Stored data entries
<<<<
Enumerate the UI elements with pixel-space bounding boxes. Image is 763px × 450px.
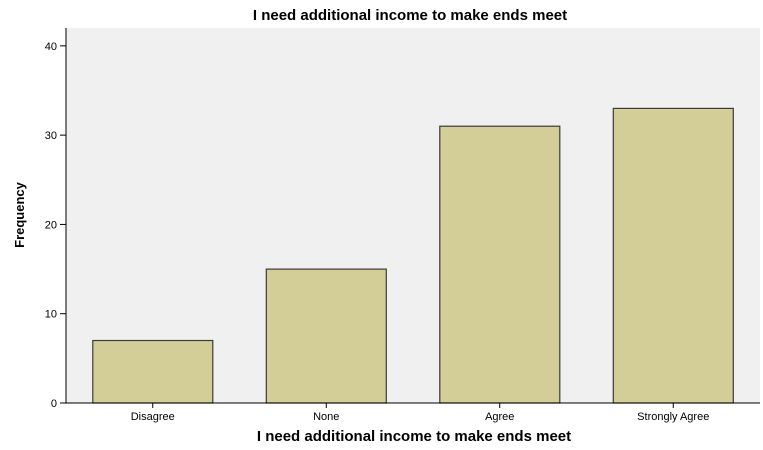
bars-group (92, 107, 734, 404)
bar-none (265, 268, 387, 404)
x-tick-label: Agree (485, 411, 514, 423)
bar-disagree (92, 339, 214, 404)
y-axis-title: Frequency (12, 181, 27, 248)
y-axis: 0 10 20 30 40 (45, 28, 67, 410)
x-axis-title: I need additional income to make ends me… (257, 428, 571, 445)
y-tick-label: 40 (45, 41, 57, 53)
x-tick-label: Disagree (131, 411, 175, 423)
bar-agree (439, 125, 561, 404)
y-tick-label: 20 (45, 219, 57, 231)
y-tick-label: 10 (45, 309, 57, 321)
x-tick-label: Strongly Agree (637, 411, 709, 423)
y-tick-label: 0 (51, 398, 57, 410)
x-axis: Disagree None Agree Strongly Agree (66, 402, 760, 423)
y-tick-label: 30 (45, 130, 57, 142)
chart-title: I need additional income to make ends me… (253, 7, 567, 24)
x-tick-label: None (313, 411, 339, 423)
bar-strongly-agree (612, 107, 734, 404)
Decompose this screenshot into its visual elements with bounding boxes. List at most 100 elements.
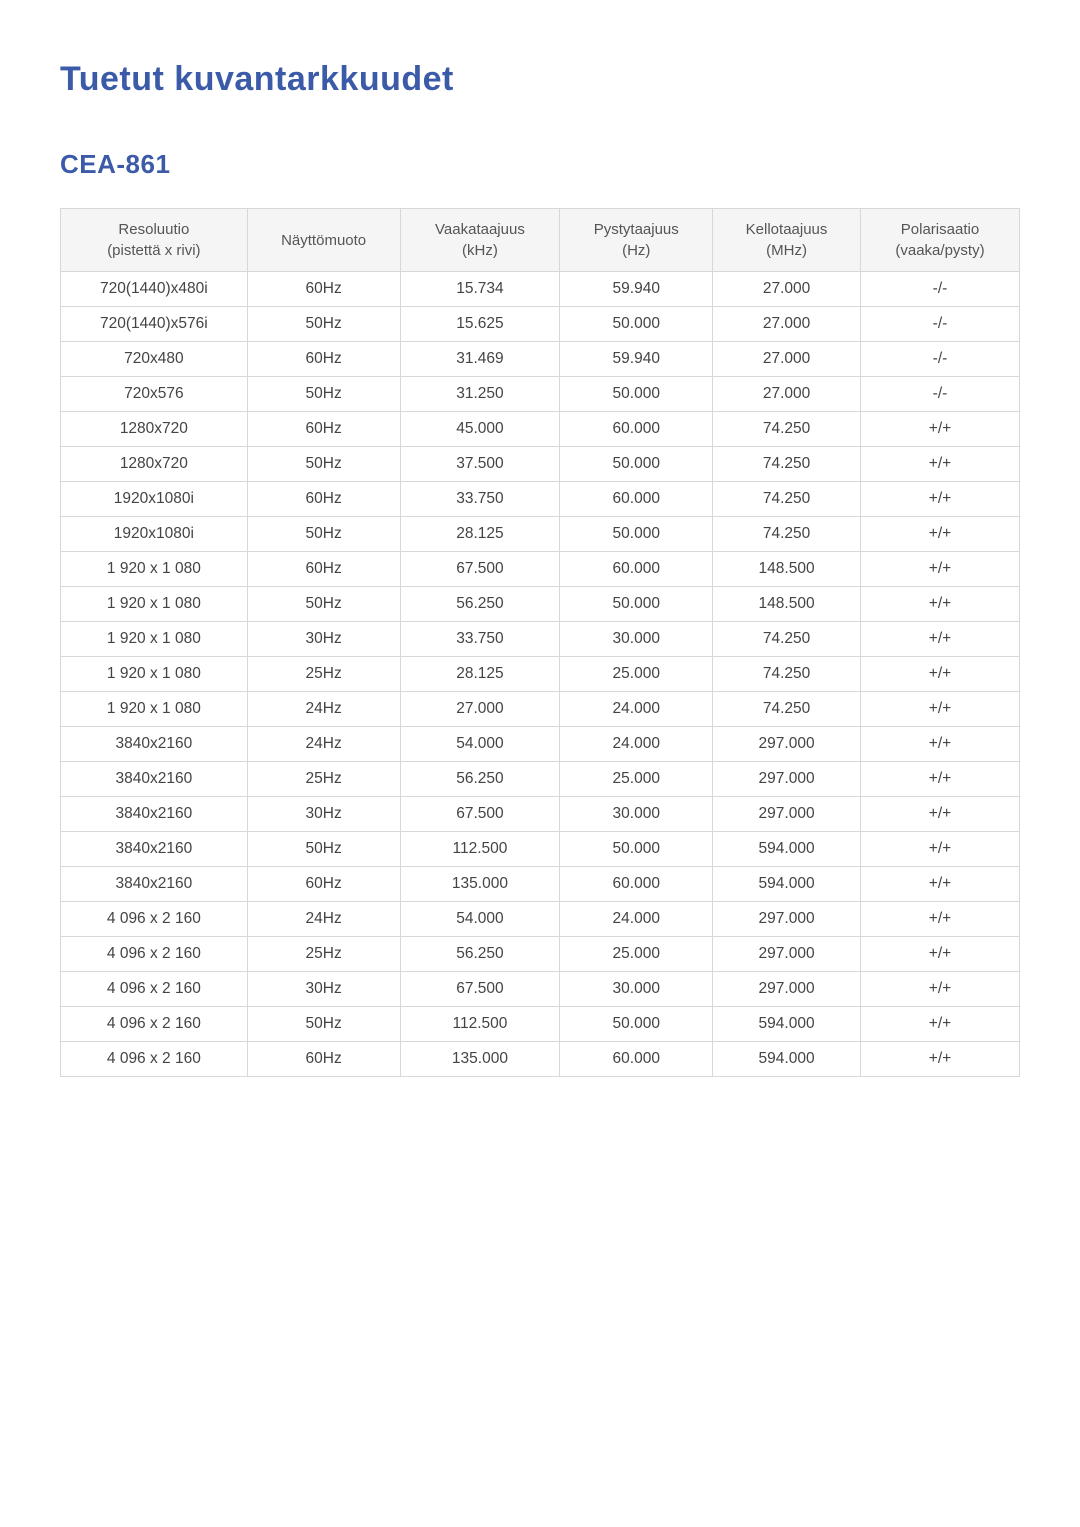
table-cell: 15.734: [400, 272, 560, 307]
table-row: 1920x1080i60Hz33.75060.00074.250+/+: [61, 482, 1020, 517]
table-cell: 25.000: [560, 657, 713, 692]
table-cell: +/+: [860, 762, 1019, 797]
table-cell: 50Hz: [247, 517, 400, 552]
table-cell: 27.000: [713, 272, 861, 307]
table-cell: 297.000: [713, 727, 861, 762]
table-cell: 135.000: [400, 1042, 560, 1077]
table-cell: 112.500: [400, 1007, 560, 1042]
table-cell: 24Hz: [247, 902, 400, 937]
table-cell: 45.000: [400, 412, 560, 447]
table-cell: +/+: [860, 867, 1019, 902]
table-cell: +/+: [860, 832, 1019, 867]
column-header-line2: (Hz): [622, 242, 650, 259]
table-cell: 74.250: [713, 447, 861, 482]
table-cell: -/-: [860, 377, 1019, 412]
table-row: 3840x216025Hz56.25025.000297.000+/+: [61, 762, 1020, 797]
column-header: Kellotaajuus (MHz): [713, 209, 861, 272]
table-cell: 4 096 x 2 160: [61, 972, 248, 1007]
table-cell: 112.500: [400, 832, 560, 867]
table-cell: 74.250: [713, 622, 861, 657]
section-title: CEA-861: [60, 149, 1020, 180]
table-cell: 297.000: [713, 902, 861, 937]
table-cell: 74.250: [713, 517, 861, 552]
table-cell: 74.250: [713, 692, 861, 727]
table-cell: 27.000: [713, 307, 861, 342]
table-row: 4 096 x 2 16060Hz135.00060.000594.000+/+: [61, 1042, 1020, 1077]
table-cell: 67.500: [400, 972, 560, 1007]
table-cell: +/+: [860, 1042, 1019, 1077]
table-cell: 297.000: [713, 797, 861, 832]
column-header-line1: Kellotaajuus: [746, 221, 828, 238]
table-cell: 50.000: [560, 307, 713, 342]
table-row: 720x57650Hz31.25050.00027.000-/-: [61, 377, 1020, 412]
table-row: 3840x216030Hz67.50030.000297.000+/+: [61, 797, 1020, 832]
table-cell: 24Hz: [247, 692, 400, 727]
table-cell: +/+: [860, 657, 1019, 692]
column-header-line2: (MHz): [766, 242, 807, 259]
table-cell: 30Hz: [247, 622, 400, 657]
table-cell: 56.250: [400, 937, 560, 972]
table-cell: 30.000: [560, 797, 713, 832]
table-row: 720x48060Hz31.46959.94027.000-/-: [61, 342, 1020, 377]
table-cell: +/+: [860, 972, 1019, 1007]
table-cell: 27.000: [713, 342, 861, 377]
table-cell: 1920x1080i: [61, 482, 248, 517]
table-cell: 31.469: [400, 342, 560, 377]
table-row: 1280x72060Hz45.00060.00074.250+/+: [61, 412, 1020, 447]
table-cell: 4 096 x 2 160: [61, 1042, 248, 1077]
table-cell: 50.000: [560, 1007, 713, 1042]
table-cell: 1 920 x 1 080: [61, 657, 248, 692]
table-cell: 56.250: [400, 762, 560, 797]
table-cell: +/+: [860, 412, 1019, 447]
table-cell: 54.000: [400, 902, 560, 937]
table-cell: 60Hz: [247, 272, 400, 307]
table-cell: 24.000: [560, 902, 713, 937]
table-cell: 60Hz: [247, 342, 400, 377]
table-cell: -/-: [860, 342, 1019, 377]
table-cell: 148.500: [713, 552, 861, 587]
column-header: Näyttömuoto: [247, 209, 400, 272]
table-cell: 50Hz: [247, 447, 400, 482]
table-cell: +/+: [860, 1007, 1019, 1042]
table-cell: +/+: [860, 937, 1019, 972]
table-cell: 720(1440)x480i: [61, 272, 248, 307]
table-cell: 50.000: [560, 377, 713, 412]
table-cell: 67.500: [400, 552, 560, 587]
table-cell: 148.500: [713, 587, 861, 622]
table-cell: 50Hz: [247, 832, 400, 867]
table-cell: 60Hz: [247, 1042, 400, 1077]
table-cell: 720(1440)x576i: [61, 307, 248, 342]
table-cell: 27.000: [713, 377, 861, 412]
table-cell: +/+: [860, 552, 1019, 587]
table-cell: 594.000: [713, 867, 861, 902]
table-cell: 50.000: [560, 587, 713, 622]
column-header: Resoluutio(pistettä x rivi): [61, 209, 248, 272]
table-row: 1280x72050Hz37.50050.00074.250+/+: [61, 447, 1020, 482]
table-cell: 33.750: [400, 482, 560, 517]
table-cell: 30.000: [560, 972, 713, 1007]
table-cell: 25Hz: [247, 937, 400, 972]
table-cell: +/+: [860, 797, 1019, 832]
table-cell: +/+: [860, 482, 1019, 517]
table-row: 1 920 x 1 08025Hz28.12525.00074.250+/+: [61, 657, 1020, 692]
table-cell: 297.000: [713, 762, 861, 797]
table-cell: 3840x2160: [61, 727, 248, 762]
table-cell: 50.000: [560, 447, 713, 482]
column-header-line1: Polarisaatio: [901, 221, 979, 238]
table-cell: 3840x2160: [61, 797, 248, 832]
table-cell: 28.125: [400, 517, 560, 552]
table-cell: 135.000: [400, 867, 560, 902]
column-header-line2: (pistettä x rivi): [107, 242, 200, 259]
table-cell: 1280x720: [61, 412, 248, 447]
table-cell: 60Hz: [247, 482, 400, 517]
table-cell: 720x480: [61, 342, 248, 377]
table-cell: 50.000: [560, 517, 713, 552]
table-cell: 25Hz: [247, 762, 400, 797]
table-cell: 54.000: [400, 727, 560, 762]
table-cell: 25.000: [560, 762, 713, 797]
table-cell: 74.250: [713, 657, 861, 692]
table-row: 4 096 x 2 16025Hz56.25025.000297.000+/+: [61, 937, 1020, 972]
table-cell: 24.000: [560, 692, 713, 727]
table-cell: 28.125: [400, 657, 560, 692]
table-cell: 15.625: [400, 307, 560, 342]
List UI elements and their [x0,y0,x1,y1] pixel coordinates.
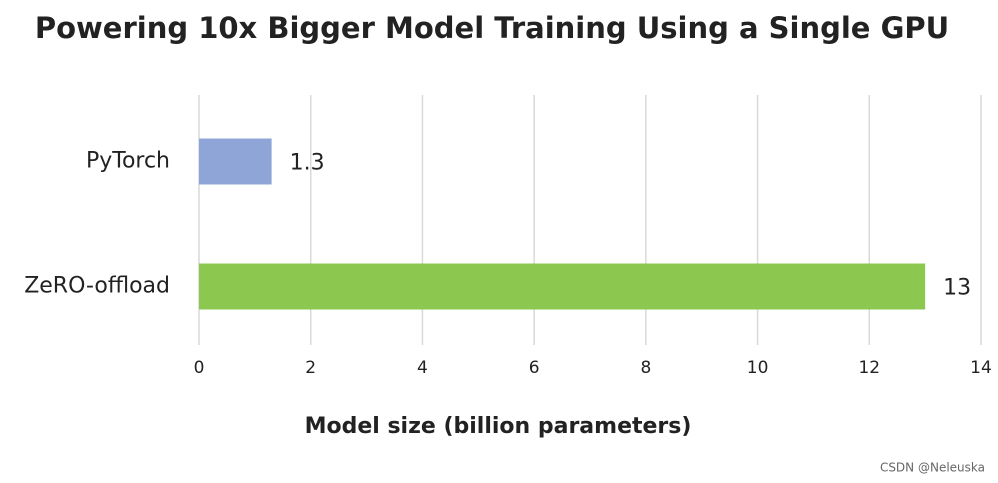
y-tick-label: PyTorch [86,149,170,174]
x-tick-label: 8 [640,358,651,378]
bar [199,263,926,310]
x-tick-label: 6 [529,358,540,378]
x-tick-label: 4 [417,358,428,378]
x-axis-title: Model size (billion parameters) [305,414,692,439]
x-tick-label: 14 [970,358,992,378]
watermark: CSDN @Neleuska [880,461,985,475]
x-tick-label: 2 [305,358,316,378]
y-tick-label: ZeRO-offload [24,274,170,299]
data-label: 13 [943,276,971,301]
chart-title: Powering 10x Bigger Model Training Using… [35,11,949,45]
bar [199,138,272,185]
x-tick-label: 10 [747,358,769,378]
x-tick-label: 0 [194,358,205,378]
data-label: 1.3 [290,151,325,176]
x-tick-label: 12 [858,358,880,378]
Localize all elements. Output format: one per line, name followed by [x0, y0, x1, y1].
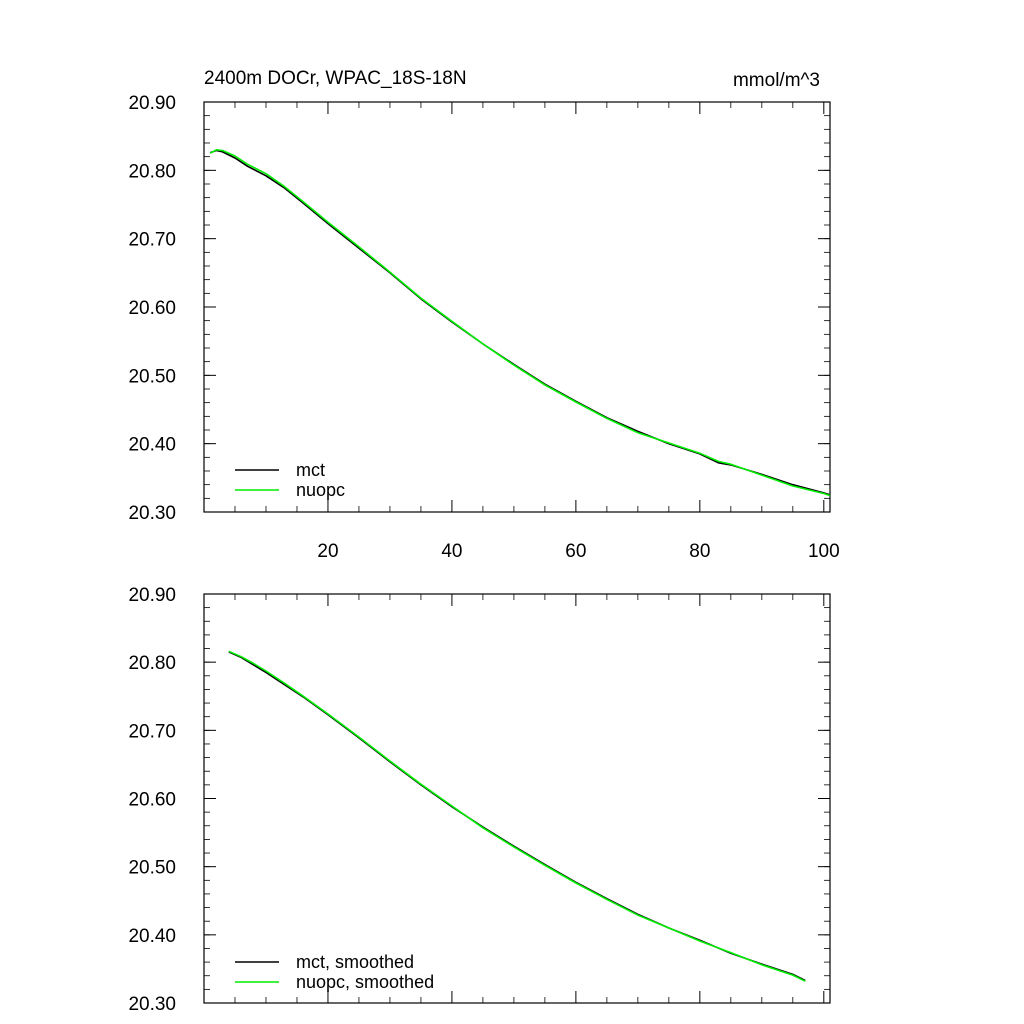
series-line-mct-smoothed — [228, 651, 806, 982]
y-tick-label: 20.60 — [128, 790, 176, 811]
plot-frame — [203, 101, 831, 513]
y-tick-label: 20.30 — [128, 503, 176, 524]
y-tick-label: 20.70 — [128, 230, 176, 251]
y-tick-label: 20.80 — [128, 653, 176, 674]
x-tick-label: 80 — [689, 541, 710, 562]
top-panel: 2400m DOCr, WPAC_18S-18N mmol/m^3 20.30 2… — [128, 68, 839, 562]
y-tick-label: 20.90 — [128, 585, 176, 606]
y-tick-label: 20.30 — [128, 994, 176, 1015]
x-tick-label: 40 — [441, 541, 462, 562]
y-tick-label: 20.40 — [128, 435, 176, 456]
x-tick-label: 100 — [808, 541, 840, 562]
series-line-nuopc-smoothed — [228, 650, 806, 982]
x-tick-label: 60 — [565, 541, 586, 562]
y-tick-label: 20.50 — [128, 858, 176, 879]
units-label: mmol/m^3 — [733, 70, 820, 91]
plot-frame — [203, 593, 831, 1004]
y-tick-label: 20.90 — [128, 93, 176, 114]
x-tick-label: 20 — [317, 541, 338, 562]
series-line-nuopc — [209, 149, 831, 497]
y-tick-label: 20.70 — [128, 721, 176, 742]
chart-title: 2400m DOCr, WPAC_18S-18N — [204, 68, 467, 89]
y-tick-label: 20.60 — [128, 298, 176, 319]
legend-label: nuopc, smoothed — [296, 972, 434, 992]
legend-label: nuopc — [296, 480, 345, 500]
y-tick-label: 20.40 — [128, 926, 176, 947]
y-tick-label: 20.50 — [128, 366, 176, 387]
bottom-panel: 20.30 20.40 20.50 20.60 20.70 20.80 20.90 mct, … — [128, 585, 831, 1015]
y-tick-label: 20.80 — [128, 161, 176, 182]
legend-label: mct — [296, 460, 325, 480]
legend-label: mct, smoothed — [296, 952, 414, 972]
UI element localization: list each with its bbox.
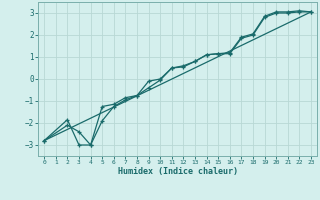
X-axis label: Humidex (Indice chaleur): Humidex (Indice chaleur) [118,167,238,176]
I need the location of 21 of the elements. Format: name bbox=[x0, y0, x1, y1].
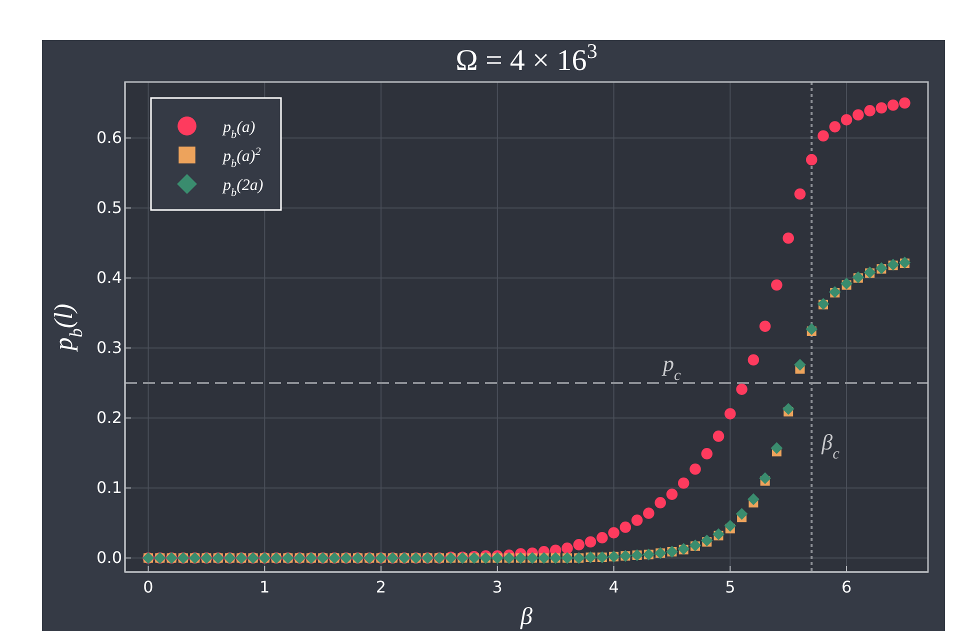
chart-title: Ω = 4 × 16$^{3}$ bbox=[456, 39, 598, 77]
>>>>
TASK DESCRIPTION =
Pull out every line in the data above that contains the word "elements". Case counts.

FINISHED TASK =
Enumerate the UI elements with pixel-space bounding boxes. Image is 763px × 450px.
Decompose this screenshot into its visual elements with bounding boxes. List at most 100 elements.
List UI elements and their [x0,y0,x1,y1] pixel coordinates.
Localize all elements. Output format: one per line, name followed by [x0, y0, x1, y1].
I need the location of 21 of the elements. Format: name bbox=[x0, y0, x1, y1].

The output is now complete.